*Given data*.
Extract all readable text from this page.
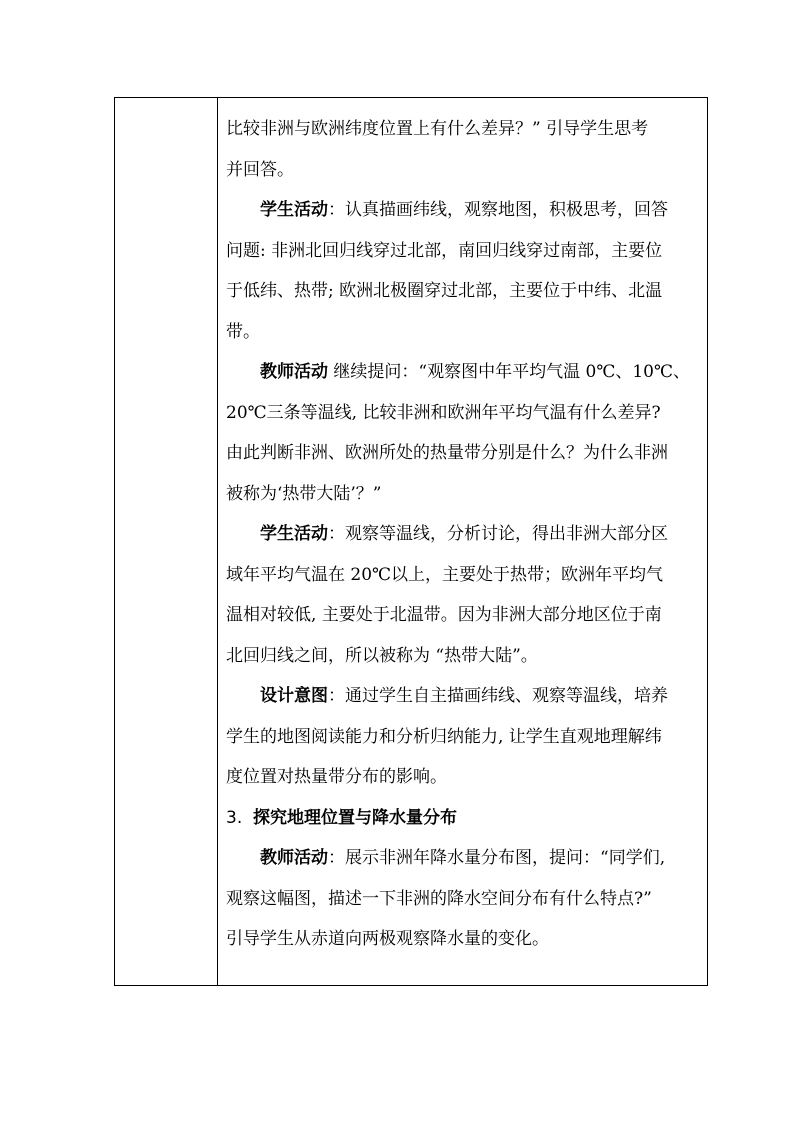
比较非洲与欧洲纬度位置上有什么差异？” 引导学生思考
并回答。

学生活动：认真描画纬线，观察地图，积极思考，回答
问题: 非洲北回归线穿过北部，南回归线穿过南部，主要位
于低纬、热带; 欧洲北极圈穿过北部，主要位于中纬、北温
带。

教师活动 继续提问：“观察图中年平均气温 0℃、10℃、
20℃三条等温线, 比较非洲和欧洲年平均气温有什么差异?
由此判断非洲、欧洲所处的热量带分别是什么？为什么非洲
被称为‘热带大陆’？”

学生活动：观察等温线，分析讨论，得出非洲大部分区
域年平均气温在 20℃以上，主要处于热带；欧洲年平均气
温相对较低, 主要处于北温带。因为非洲大部分地区位于南
北回归线之间，所以被称为 “热带大陆”。

设计意图：通过学生自主描画纬线、观察等温线，培养
学生的地图阅读能力和分析归纳能力, 让学生直观地理解纬
度位置对热量带分布的影响。

3. 探究地理位置与降水量分布

教师活动：展示非洲年降水量分布图，提问：“同学们,
观察这幅图，描述一下非洲的降水空间分布有什么特点?”
引导学生从赤道向两极观察降水量的变化。
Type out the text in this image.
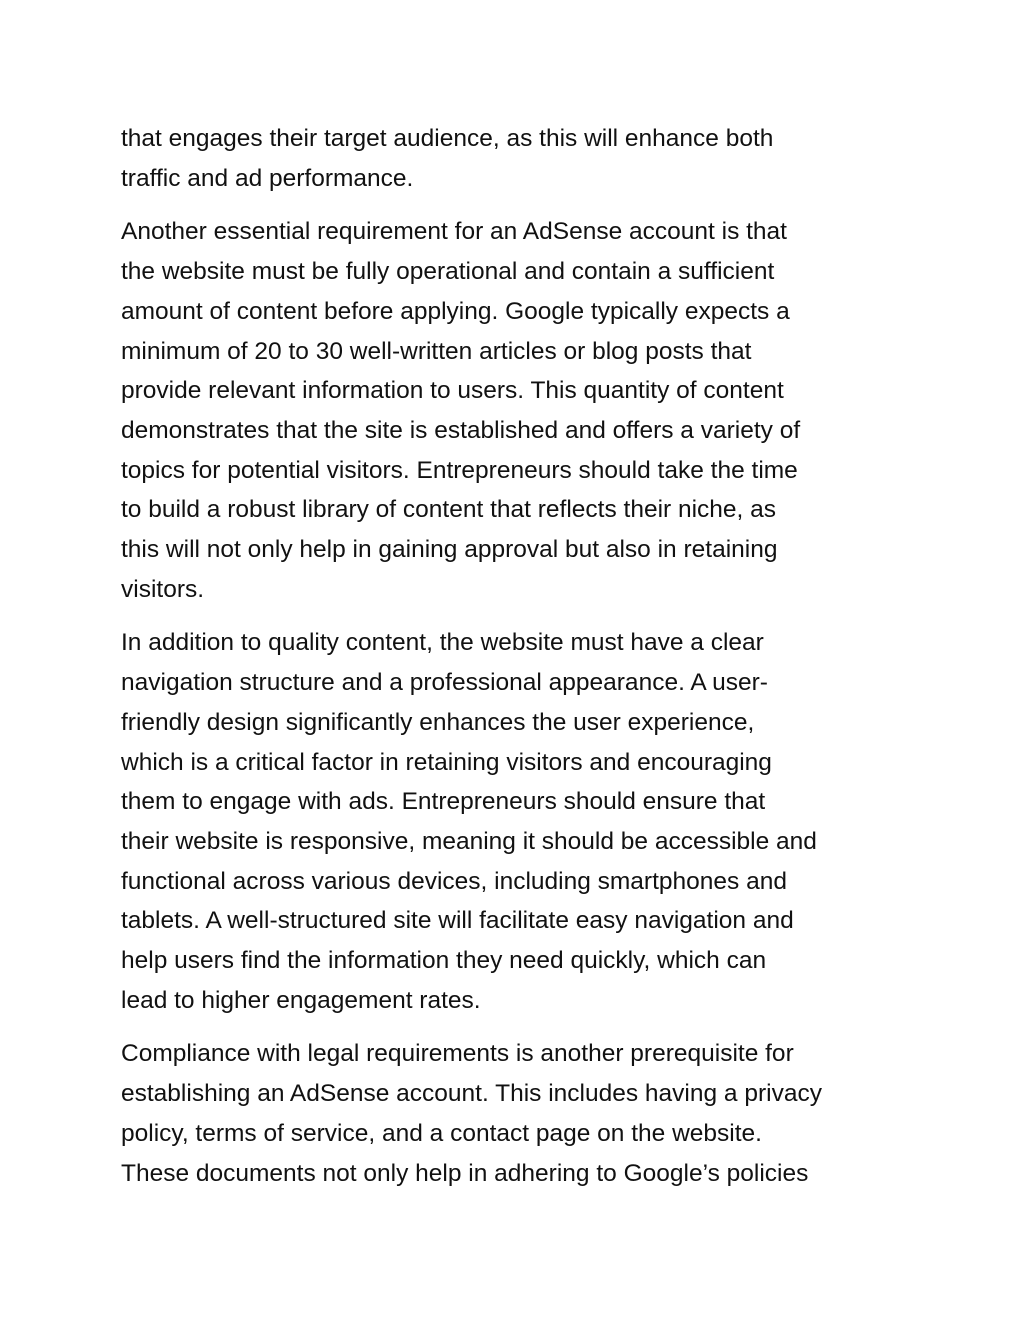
that engages their target audience, as this will enhance both
traffic and ad performance.

Another essential requirement for an AdSense account is that
the website must be fully operational and contain a sufficient
amount of content before applying. Google typically expects a
minimum of 20 to 30 well-written articles or blog posts that
provide relevant information to users. This quantity of content
demonstrates that the site is established and offers a variety of
topics for potential visitors. Entrepreneurs should take the time
to build a robust library of content that reflects their niche, as
this will not only help in gaining approval but also in retaining
visitors.

In addition to quality content, the website must have a clear
navigation structure and a professional appearance. A user-
friendly design significantly enhances the user experience,
which is a critical factor in retaining visitors and encouraging
them to engage with ads. Entrepreneurs should ensure that
their website is responsive, meaning it should be accessible and
functional across various devices, including smartphones and
tablets. A well-structured site will facilitate easy navigation and
help users find the information they need quickly, which can
lead to higher engagement rates.

Compliance with legal requirements is another prerequisite for
establishing an AdSense account. This includes having a privacy
policy, terms of service, and a contact page on the website.
These documents not only help in adhering to Google’s policies
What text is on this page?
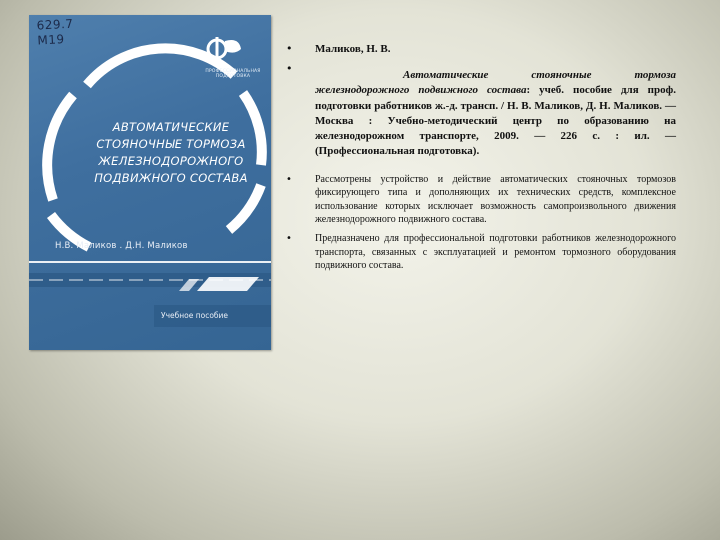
629.7
М19
ПРОФЕССИОНАЛЬНАЯ
ПОДГОТОВКА
АВТОМАТИЧЕСКИЕ
СТОЯНОЧНЫЕ ТОРМОЗА
ЖЕЛЕЗНОДОРОЖНОГО
ПОДВИЖНОГО СОСТАВА
Н.В. Маликов . Д.Н. Маликов
Учебное пособие
• Маликов, Н. В.
•	Автоматические стояночные тормоза железнодорожного подвижного состава: учеб. пособие для проф. подготовки работников ж.-д. трансп. / Н. В. Маликов, Д. Н. Маликов. — Москва : Учебно-методический центр по образованию на железнодорожном транспорте, 2009. — 226 с. : ил. — (Профессиональная подготовка).
• Рассмотрены устройство и действие автоматических стояночных тормозов фиксирующего типа и дополняющих их технических средств, комплексное использование которых исключает возможность самопроизвольного движения железнодорожного подвижного состава.
• Предназначено для профессиональной подготовки работников железнодорожного транспорта, связанных с эксплуатацией и ремонтом тормозного оборудования подвижного состава.
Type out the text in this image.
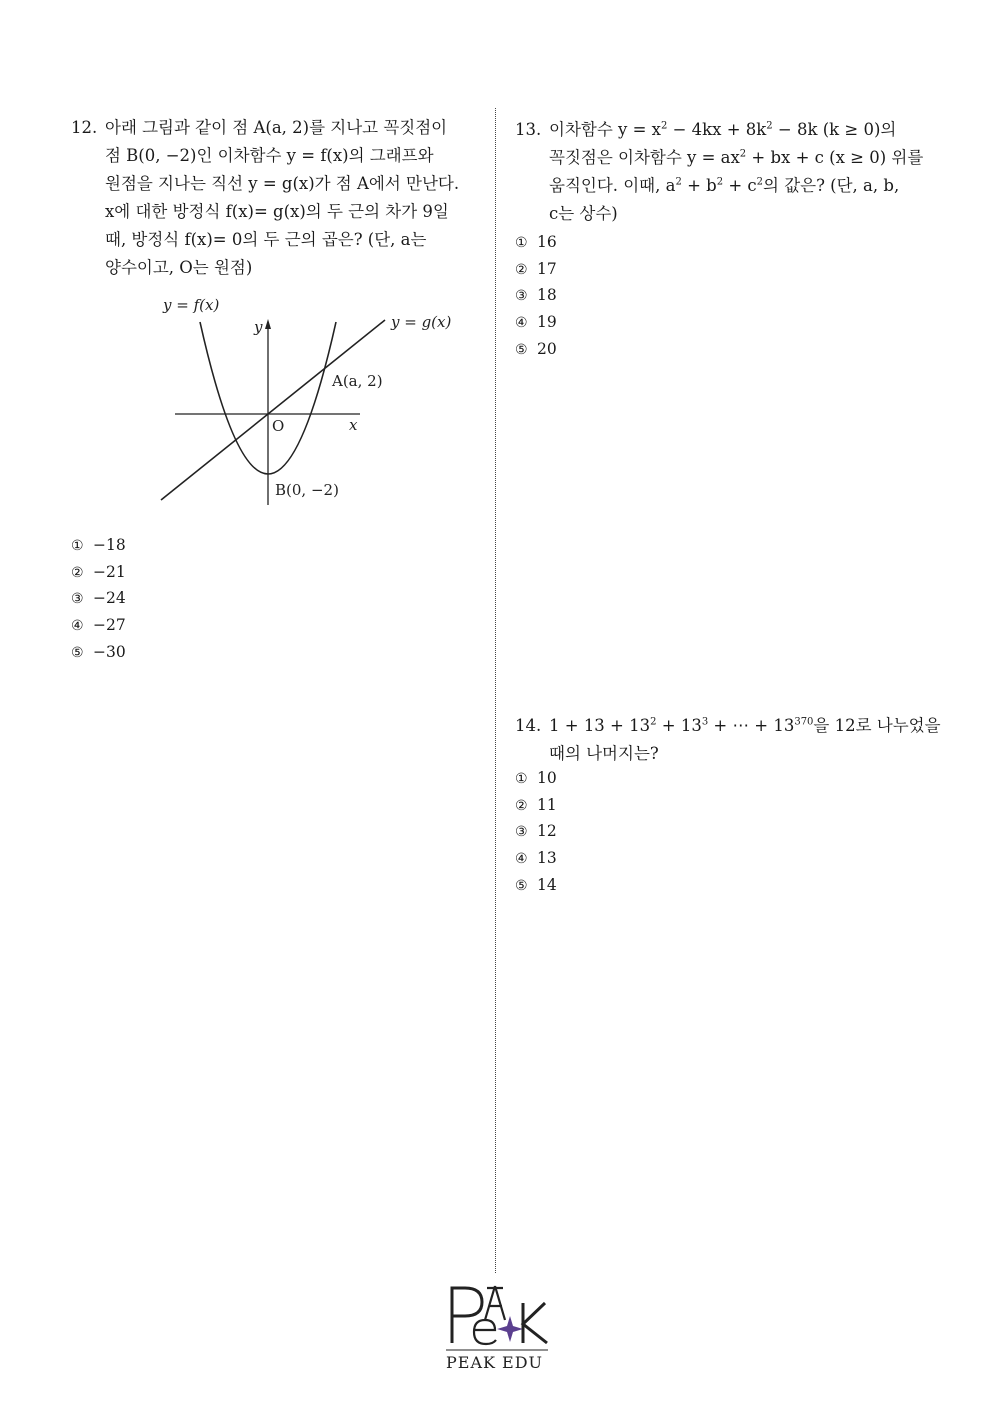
12. 아래 그림과 같이 점 A(a, 2)를 지나고 꼭짓점이
점 B(0, −2)인 이차함수 y = f(x)의 그래프와
원점을 지나는 직선 y = g(x)가 점 A에서 만난다.
x에 대한 방정식 f(x)= g(x)의 두 근의 차가 9일
때, 방정식 f(x)= 0의 두 근의 곱은? (단, a는
양수이고, O는 원점)
y = f(x)
y = g(x)
y
x
O
A(a, 2)
B(0, −2)
① −18
② −21
③ −24
④ −27
⑤ −30
13. 이차함수 $y = x^2 - 4kx + 8k^2 - 8k$ (k ≥ 0)의
꼭짓점은 이차함수 $y = ax^2$ + bx + c (x ≥ 0) 위를
움직인다. 이때, $a^2 + b^2 + c^2$의 값은? (단, a, b,
c는 상수)
① 16
② 17
③ 18
④ 19
⑤ 20
14. $1 + 13 + 13^2 + 13^3$ + ⋯ + $13^{370}$을 12로 나누었을
때의 나머지는?
① 10
② 11
③ 12
④ 13
⑤ 14
PEAK EDU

*Written exercise*. Retype all entries exactly as they appear, dropping the images.

*Solution*.
Extract all readable text from this page.
比较非洲与欧洲纬度位置上有什么差异？” 引导学生思考
并回答。

学生活动：认真描画纬线，观察地图，积极思考，回答
问题: 非洲北回归线穿过北部，南回归线穿过南部，主要位
于低纬、热带; 欧洲北极圈穿过北部，主要位于中纬、北温
带。

教师活动 继续提问：“观察图中年平均气温 0℃、10℃、
20℃三条等温线, 比较非洲和欧洲年平均气温有什么差异?
由此判断非洲、欧洲所处的热量带分别是什么？为什么非洲
被称为‘热带大陆’？”

学生活动：观察等温线，分析讨论，得出非洲大部分区
域年平均气温在 20℃以上，主要处于热带；欧洲年平均气
温相对较低, 主要处于北温带。因为非洲大部分地区位于南
北回归线之间，所以被称为 “热带大陆”。

设计意图：通过学生自主描画纬线、观察等温线，培养
学生的地图阅读能力和分析归纳能力, 让学生直观地理解纬
度位置对热量带分布的影响。

3. 探究地理位置与降水量分布

教师活动：展示非洲年降水量分布图，提问：“同学们,
观察这幅图，描述一下非洲的降水空间分布有什么特点?”
引导学生从赤道向两极观察降水量的变化。
Type out the text in this image.
that engages their target audience, as this will enhance both
traffic and ad performance.

Another essential requirement for an AdSense account is that
the website must be fully operational and contain a sufficient
amount of content before applying. Google typically expects a
minimum of 20 to 30 well-written articles or blog posts that
provide relevant information to users. This quantity of content
demonstrates that the site is established and offers a variety of
topics for potential visitors. Entrepreneurs should take the time
to build a robust library of content that reflects their niche, as
this will not only help in gaining approval but also in retaining
visitors.

In addition to quality content, the website must have a clear
navigation structure and a professional appearance. A user-
friendly design significantly enhances the user experience,
which is a critical factor in retaining visitors and encouraging
them to engage with ads. Entrepreneurs should ensure that
their website is responsive, meaning it should be accessible and
functional across various devices, including smartphones and
tablets. A well-structured site will facilitate easy navigation and
help users find the information they need quickly, which can
lead to higher engagement rates.

Compliance with legal requirements is another prerequisite for
establishing an AdSense account. This includes having a privacy
policy, terms of service, and a contact page on the website.
These documents not only help in adhering to Google’s policies
What text is on this page?
629.7
М19
ПРОФЕССИОНАЛЬНАЯ
ПОДГОТОВКА
АВТОМАТИЧЕСКИЕ
СТОЯНОЧНЫЕ ТОРМОЗА
ЖЕЛЕЗНОДОРОЖНОГО
ПОДВИЖНОГО СОСТАВА
Н.В. Маликов . Д.Н. Маликов
Учебное пособие
• Маликов, Н. В.
•	Автоматические стояночные тормоза железнодорожного подвижного состава: учеб. пособие для проф. подготовки работников ж.-д. трансп. / Н. В. Маликов, Д. Н. Маликов. — Москва : Учебно-методический центр по образованию на железнодорожном транспорте, 2009. — 226 с. : ил. — (Профессиональная подготовка).
• Рассмотрены устройство и действие автоматических стояночных тормозов фиксирующего типа и дополняющих их технических средств, комплексное использование которых исключает возможность самопроизвольного движения железнодорожного подвижного состава.
• Предназначено для профессиональной подготовки работников железнодорожного транспорта, связанных с эксплуатацией и ремонтом тормозного оборудования подвижного состава.
Type out the text in this image.
12. 아래 그림과 같이 점 A(a, 2)를 지나고 꼭짓점이
점 B(0, −2)인 이차함수 y = f(x)의 그래프와
원점을 지나는 직선 y = g(x)가 점 A에서 만난다.
x에 대한 방정식 f(x)= g(x)의 두 근의 차가 9일
때, 방정식 f(x)= 0의 두 근의 곱은? (단, a는
양수이고, O는 원점)
y = f(x)
y = g(x)
y
x
O
A(a, 2)
B(0, −2)
① −18
② −21
③ −24
④ −27
⑤ −30
13. 이차함수 $y = x^2 - 4kx + 8k^2 - 8k$ (k ≥ 0)의
꼭짓점은 이차함수 $y = ax^2$ + bx + c (x ≥ 0) 위를
움직인다. 이때, $a^2 + b^2 + c^2$의 값은? (단, a, b,
c는 상수)
① 16
② 17
③ 18
④ 19
⑤ 20
14. $1 + 13 + 13^2 + 13^3$ + ⋯ + $13^{370}$을 12로 나누었을
때의 나머지는?
① 10
② 11
③ 12
④ 13
⑤ 14
PEAK EDU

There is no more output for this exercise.